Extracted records
..............................

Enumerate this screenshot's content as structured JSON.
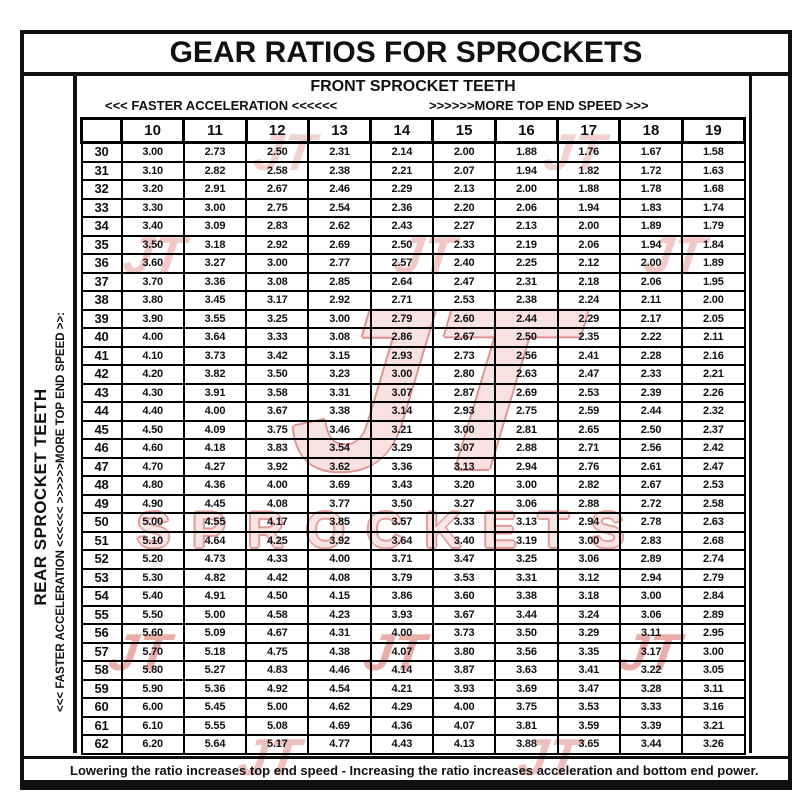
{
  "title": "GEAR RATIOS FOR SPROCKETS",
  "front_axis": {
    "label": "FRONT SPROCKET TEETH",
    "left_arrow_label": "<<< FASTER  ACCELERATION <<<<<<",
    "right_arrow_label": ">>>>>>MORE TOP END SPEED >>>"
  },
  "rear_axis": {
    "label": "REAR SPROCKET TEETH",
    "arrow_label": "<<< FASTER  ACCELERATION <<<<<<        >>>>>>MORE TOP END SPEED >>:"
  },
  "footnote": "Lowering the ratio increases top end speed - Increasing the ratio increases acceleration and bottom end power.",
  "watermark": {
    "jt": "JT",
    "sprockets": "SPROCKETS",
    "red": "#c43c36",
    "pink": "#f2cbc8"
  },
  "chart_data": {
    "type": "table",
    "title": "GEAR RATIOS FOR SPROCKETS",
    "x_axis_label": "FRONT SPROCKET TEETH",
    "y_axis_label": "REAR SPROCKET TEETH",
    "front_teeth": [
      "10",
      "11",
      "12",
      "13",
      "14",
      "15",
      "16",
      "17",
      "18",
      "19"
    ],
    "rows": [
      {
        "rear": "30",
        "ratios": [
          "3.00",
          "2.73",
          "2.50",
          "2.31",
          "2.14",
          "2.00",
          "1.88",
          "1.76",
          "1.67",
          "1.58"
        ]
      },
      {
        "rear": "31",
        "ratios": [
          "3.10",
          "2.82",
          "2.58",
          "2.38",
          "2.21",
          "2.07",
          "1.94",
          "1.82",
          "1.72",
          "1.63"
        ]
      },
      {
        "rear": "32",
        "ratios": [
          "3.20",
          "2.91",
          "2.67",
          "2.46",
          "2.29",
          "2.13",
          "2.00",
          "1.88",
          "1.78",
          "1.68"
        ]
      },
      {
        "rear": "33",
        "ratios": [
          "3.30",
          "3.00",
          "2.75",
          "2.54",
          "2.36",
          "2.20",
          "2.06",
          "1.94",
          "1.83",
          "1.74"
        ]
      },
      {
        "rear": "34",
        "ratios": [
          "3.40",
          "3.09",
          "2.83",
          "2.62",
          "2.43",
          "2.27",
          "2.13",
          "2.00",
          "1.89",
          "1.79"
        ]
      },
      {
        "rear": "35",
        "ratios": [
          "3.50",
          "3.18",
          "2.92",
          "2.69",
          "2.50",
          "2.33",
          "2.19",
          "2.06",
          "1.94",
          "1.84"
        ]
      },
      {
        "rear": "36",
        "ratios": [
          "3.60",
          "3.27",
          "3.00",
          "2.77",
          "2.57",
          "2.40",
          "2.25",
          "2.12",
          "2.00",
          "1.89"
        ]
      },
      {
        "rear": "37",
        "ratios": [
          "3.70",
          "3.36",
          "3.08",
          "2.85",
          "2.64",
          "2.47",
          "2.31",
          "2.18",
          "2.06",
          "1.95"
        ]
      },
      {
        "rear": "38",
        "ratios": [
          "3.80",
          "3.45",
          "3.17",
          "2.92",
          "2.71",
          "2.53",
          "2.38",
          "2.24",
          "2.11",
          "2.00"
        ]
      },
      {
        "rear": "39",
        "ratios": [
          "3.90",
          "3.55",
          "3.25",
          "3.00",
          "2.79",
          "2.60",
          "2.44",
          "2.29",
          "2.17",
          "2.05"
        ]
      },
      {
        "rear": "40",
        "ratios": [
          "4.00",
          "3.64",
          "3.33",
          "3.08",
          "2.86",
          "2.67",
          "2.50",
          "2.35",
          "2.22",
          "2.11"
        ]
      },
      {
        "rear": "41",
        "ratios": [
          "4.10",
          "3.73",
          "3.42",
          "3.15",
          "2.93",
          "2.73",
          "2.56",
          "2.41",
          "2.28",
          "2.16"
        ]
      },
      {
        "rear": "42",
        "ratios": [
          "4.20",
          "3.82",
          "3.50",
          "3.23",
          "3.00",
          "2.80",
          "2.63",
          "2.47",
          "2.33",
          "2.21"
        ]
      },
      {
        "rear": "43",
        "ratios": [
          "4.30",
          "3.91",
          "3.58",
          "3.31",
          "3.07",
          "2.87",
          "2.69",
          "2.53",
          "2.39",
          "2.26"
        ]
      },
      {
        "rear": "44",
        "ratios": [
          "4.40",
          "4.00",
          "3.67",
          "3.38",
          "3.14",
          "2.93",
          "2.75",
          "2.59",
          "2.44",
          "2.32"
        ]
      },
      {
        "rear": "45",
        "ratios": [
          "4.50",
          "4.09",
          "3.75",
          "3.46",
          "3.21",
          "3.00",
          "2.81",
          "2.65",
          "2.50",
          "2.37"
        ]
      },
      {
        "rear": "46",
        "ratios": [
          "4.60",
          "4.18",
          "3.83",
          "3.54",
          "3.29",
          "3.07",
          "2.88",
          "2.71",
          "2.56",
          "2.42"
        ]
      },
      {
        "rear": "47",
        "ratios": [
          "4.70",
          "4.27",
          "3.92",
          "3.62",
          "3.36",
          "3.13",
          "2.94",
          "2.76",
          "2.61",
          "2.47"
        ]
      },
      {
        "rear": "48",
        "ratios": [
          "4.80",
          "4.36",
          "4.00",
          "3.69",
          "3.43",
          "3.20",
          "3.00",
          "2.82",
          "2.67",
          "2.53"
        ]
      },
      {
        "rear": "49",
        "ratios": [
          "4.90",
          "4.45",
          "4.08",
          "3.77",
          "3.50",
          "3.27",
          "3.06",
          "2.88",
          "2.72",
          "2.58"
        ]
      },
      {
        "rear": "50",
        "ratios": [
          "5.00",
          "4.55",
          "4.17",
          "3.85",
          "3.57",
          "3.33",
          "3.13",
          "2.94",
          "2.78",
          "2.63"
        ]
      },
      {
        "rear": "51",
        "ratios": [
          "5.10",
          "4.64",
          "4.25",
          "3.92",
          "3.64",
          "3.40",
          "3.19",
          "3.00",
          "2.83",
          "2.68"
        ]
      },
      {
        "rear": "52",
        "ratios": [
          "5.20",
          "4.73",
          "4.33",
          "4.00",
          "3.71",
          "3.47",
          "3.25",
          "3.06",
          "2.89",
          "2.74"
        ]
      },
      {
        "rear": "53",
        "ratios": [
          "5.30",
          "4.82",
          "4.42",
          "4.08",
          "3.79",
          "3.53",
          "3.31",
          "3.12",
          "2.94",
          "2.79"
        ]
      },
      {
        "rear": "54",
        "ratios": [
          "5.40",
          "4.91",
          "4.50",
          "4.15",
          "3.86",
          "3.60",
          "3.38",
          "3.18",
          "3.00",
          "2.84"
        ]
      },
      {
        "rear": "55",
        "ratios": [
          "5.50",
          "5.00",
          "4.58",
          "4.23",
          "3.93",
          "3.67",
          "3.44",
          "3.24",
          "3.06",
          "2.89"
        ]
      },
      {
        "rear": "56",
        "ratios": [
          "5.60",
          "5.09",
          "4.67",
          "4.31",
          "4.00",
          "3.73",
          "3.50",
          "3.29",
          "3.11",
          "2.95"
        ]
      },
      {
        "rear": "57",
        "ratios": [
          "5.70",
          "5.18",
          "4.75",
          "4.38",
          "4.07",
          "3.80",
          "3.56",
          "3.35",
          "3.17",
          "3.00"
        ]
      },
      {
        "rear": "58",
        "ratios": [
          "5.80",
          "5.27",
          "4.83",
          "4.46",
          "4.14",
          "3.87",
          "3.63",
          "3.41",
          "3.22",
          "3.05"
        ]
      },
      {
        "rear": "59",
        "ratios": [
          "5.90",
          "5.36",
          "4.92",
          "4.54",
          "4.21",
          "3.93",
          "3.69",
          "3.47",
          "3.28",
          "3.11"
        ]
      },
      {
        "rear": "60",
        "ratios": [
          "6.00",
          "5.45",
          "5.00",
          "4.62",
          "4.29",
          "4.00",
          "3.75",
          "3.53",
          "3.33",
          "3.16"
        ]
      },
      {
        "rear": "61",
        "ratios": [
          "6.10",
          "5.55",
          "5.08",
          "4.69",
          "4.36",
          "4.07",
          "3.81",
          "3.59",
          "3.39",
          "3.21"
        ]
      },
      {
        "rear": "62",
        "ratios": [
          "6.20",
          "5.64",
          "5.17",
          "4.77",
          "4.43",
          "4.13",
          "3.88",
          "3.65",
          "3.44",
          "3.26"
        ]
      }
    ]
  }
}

..............................

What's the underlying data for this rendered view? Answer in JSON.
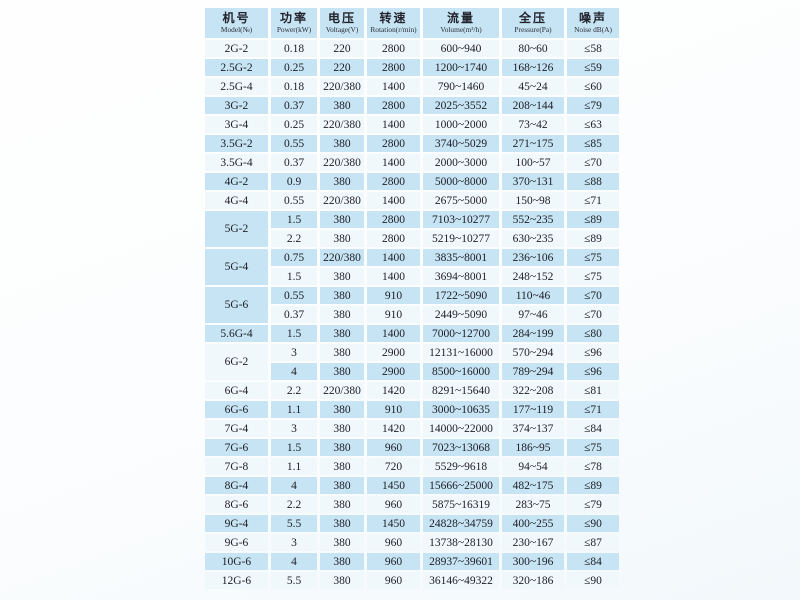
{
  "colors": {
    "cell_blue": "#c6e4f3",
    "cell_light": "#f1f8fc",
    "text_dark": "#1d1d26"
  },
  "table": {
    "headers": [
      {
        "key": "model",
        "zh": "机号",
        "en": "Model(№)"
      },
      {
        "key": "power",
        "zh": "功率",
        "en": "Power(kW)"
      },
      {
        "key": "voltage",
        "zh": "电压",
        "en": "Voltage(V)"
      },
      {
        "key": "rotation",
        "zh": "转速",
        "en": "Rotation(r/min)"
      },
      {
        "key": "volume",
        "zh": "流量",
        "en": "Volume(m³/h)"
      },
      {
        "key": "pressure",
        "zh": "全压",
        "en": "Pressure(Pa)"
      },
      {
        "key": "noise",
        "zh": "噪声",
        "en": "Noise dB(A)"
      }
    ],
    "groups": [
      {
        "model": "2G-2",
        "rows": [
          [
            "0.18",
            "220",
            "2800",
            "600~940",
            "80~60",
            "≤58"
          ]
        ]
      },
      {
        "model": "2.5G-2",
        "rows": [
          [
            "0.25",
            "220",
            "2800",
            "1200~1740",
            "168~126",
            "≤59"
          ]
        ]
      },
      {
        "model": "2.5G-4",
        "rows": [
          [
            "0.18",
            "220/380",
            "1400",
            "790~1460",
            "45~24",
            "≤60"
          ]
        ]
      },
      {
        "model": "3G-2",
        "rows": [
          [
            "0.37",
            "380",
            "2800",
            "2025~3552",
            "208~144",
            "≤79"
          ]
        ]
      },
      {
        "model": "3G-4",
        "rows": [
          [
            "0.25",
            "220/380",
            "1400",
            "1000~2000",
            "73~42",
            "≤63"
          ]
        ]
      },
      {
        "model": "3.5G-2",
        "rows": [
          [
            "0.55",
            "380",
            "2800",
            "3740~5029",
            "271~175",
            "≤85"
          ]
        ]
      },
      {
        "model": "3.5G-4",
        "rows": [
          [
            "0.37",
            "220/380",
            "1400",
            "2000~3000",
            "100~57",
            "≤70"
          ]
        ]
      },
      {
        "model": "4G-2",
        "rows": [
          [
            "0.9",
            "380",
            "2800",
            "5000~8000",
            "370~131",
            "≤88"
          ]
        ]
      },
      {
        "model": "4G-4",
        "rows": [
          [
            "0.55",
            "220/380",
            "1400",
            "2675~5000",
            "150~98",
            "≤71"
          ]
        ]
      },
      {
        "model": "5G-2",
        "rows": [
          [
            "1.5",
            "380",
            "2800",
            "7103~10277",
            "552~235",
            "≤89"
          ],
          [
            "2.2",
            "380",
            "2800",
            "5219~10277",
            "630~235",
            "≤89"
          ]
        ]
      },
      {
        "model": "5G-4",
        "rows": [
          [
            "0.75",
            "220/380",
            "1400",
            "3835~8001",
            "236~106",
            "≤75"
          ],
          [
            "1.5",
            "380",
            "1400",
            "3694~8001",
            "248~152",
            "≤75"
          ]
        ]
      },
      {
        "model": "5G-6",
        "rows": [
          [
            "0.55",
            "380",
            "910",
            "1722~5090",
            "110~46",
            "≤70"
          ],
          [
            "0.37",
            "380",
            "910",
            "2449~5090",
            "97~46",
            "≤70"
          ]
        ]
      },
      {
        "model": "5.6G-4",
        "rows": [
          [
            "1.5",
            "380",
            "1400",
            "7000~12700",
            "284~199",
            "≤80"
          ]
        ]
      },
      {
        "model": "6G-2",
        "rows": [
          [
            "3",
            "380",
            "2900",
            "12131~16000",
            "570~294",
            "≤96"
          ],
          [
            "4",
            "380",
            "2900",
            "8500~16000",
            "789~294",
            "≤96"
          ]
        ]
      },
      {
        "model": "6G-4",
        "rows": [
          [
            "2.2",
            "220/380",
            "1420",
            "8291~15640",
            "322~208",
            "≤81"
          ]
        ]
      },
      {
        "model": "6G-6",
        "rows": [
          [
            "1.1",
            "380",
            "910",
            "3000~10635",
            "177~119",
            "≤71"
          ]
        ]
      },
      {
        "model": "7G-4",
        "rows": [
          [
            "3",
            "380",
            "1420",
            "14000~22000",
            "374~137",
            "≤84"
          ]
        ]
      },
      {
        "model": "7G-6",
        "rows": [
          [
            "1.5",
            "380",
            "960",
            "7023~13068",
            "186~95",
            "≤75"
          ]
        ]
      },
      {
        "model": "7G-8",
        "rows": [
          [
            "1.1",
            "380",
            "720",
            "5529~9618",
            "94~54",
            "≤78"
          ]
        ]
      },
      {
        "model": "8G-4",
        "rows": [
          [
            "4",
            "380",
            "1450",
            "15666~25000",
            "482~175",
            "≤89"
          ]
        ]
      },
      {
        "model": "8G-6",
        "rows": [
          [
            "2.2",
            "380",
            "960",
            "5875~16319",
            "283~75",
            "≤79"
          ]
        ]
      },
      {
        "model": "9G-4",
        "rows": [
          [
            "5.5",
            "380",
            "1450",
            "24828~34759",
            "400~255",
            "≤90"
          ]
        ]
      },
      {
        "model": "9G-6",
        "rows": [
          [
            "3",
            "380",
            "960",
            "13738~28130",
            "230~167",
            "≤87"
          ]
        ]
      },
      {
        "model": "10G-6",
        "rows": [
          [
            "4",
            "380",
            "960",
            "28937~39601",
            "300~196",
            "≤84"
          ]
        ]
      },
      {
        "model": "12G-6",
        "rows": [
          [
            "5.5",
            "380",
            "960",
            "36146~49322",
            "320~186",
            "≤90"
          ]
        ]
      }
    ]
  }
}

..............................

> [STATED PROBLEM]: Your answer should be a single number: how many lines in the data above include "this"?

> [SOLUTION BELOW]: 2